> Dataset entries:
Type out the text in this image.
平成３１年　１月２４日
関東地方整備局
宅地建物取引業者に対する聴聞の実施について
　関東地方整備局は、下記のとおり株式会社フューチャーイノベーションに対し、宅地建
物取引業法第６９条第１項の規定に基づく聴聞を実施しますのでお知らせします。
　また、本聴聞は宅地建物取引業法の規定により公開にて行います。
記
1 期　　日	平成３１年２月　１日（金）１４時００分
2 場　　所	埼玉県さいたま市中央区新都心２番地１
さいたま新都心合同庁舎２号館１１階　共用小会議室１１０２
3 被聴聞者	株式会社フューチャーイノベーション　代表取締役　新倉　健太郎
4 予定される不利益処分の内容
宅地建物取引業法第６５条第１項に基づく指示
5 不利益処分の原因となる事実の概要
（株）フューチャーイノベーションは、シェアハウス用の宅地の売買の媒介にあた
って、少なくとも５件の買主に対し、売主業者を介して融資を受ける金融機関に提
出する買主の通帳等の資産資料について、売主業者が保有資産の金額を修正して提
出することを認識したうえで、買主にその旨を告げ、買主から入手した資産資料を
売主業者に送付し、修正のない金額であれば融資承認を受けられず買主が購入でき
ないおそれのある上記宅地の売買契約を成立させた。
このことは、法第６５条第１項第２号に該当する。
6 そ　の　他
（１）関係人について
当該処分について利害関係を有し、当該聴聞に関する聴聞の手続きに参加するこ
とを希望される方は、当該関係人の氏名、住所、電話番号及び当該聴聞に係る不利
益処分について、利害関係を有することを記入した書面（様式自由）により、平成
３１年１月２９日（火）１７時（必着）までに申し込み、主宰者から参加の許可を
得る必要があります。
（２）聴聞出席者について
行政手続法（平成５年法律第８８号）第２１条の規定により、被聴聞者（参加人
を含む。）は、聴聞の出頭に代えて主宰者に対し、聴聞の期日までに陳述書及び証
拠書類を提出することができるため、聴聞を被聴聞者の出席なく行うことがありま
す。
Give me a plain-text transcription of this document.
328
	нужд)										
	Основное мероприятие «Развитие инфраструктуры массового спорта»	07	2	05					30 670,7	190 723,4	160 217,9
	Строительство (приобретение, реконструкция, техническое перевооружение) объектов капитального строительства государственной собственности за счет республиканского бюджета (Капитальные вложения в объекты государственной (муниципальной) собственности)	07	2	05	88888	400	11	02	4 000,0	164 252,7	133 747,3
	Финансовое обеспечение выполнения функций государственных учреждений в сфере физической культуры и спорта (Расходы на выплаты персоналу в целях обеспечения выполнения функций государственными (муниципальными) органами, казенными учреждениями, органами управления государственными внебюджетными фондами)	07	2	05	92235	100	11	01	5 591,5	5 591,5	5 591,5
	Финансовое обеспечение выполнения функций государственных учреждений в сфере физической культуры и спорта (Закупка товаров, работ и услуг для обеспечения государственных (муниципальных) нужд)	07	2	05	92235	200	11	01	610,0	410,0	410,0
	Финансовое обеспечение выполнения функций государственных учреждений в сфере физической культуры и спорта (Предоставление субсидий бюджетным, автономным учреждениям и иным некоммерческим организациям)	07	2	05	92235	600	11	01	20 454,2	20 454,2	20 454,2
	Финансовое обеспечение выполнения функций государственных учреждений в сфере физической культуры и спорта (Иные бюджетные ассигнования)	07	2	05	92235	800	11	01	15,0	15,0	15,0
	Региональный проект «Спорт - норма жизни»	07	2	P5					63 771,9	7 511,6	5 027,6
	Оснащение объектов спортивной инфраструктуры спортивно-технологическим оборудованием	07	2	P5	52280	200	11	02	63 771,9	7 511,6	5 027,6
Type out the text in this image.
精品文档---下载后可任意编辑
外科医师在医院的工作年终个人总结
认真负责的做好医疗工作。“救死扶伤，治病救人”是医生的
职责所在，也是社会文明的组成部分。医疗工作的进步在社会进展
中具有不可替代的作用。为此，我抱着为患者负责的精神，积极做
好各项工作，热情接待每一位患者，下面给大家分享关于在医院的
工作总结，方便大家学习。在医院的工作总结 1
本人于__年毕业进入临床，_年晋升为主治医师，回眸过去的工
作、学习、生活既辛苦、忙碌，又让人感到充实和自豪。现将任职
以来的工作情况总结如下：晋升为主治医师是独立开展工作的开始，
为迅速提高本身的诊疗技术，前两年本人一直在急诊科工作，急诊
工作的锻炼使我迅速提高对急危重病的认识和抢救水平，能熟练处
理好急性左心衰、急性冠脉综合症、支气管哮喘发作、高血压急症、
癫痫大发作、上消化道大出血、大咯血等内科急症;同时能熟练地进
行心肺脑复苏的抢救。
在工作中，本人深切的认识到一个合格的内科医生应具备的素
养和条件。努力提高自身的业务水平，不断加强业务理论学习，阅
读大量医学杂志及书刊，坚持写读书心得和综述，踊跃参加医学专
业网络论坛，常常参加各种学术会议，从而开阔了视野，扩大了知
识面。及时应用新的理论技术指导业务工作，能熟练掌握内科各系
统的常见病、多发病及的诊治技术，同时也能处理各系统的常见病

...

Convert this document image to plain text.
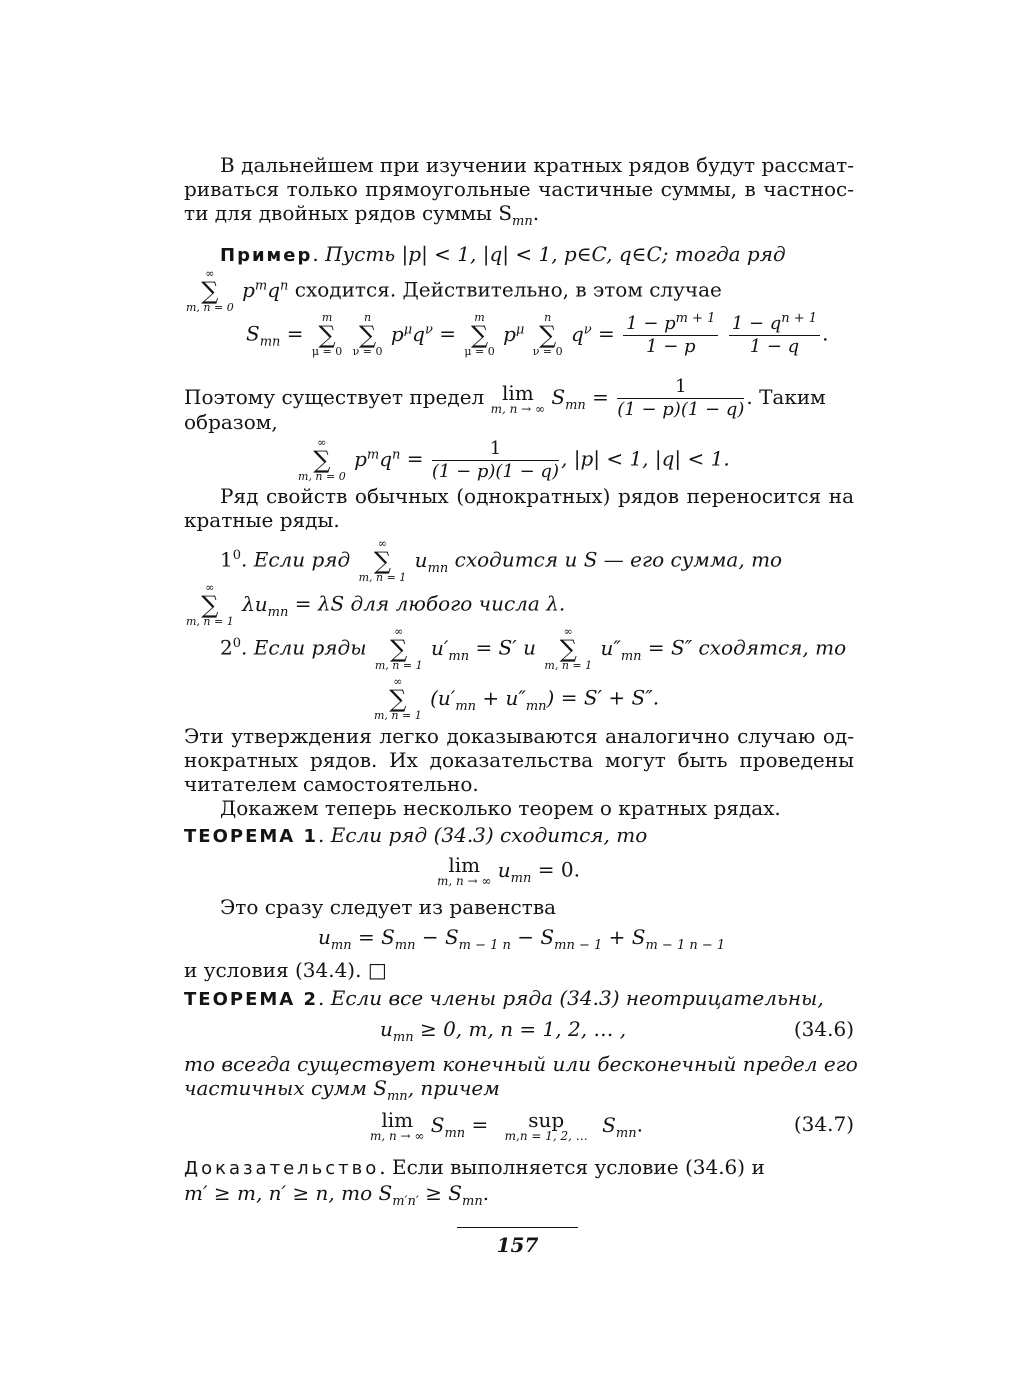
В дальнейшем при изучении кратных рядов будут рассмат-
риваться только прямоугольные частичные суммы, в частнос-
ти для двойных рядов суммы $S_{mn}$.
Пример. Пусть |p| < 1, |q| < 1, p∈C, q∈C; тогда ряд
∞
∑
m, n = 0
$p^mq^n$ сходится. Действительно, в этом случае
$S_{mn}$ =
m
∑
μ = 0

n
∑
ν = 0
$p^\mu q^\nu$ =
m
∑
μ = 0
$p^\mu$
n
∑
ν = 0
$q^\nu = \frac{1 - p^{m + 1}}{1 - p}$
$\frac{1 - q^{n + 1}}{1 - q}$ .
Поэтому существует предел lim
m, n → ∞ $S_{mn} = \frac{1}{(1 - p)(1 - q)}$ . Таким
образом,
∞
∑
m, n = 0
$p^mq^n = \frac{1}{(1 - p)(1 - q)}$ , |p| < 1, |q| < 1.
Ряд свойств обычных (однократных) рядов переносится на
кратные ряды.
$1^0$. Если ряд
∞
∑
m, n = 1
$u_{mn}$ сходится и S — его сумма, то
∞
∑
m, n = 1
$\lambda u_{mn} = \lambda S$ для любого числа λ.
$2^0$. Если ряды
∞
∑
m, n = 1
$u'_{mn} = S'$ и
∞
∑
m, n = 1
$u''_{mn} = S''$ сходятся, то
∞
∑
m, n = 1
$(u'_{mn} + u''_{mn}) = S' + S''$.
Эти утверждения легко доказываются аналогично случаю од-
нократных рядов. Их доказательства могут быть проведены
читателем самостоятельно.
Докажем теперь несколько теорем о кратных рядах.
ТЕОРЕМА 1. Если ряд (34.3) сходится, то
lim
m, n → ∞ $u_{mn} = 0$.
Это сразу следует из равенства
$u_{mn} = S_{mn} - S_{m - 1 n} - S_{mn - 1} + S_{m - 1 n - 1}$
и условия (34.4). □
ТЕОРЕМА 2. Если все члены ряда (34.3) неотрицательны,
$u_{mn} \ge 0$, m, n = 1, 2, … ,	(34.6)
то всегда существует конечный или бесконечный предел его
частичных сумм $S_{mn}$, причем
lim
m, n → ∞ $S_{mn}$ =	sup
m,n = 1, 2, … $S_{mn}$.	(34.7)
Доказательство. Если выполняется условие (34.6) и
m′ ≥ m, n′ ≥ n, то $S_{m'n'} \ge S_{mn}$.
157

> What the task requires: Pull out every line of the records above that contains the word "this".

> The completed task:
Type out the text in this image.
Give me a plain-text transcription of this document.
Type out the text in this image.
Convert this document image to plain text.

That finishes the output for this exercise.